Leave out any picture and return the remaining listing below exactly as given.

Figure data in JSON
++++++
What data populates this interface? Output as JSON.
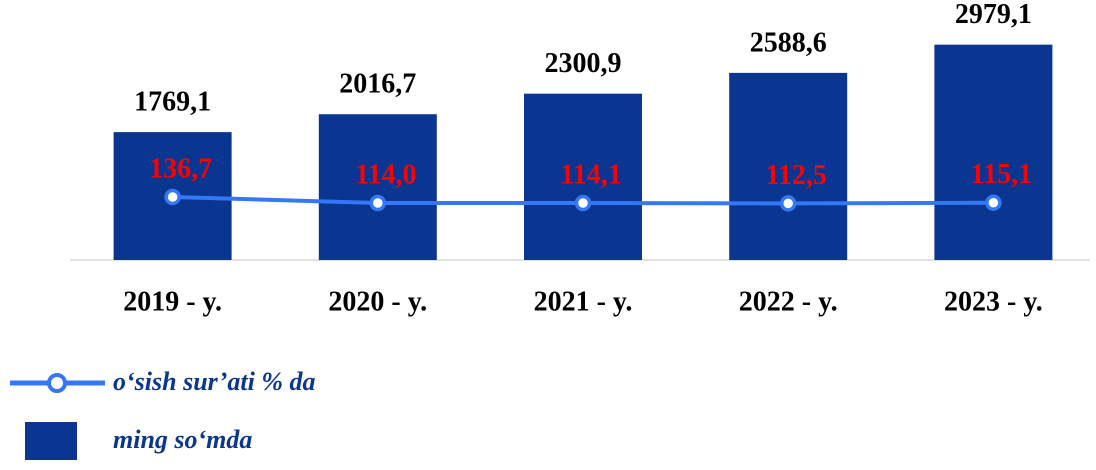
{
  "chart_data": {
    "type": "bar_line",
    "categories": [
      "2019 - y.",
      "2020 - y.",
      "2021 - y.",
      "2022 - y.",
      "2023 - y."
    ],
    "series": [
      {
        "name": "ming so‘mda",
        "type": "bar",
        "color": "#0a3590",
        "values": [
          1769.1,
          2016.7,
          2300.9,
          2588.6,
          2979.1
        ],
        "value_labels": [
          "1769,1",
          "2016,7",
          "2300,9",
          "2588,6",
          "2979,1"
        ]
      },
      {
        "name": "o‘sish sur’ati % da",
        "type": "line",
        "axis": "y2",
        "color": "#3478f6",
        "values": [
          136.7,
          114.0,
          114.1,
          112.5,
          115.1
        ],
        "value_labels": [
          "136,7",
          "114,0",
          "114,1",
          "112,5",
          "115,1"
        ]
      }
    ],
    "ylim": [
      0,
      3500
    ],
    "y2lim": [
      -100,
      850
    ]
  }
}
++++++
> **Problem solution**
What data populates this interface? Output as JSON.
{
  "chart_data": {
    "type": "bar_line",
    "categories": [
      "2019 - y.",
      "2020 - y.",
      "2021 - y.",
      "2022 - y.",
      "2023 - y."
    ],
    "series": [
      {
        "name": "ming so‘mda",
        "type": "bar",
        "color": "#0a3590",
        "values": [
          1769.1,
          2016.7,
          2300.9,
          2588.6,
          2979.1
        ],
        "value_labels": [
          "1769,1",
          "2016,7",
          "2300,9",
          "2588,6",
          "2979,1"
        ]
      },
      {
        "name": "o‘sish sur’ati % da",
        "type": "line",
        "axis": "y2",
        "color": "#3478f6",
        "values": [
          136.7,
          114.0,
          114.1,
          112.5,
          115.1
        ],
        "value_labels": [
          "136,7",
          "114,0",
          "114,1",
          "112,5",
          "115,1"
        ]
      }
    ],
    "ylim": [
      0,
      3500
    ],
    "y2lim": [
      -100,
      850
    ]
  }
}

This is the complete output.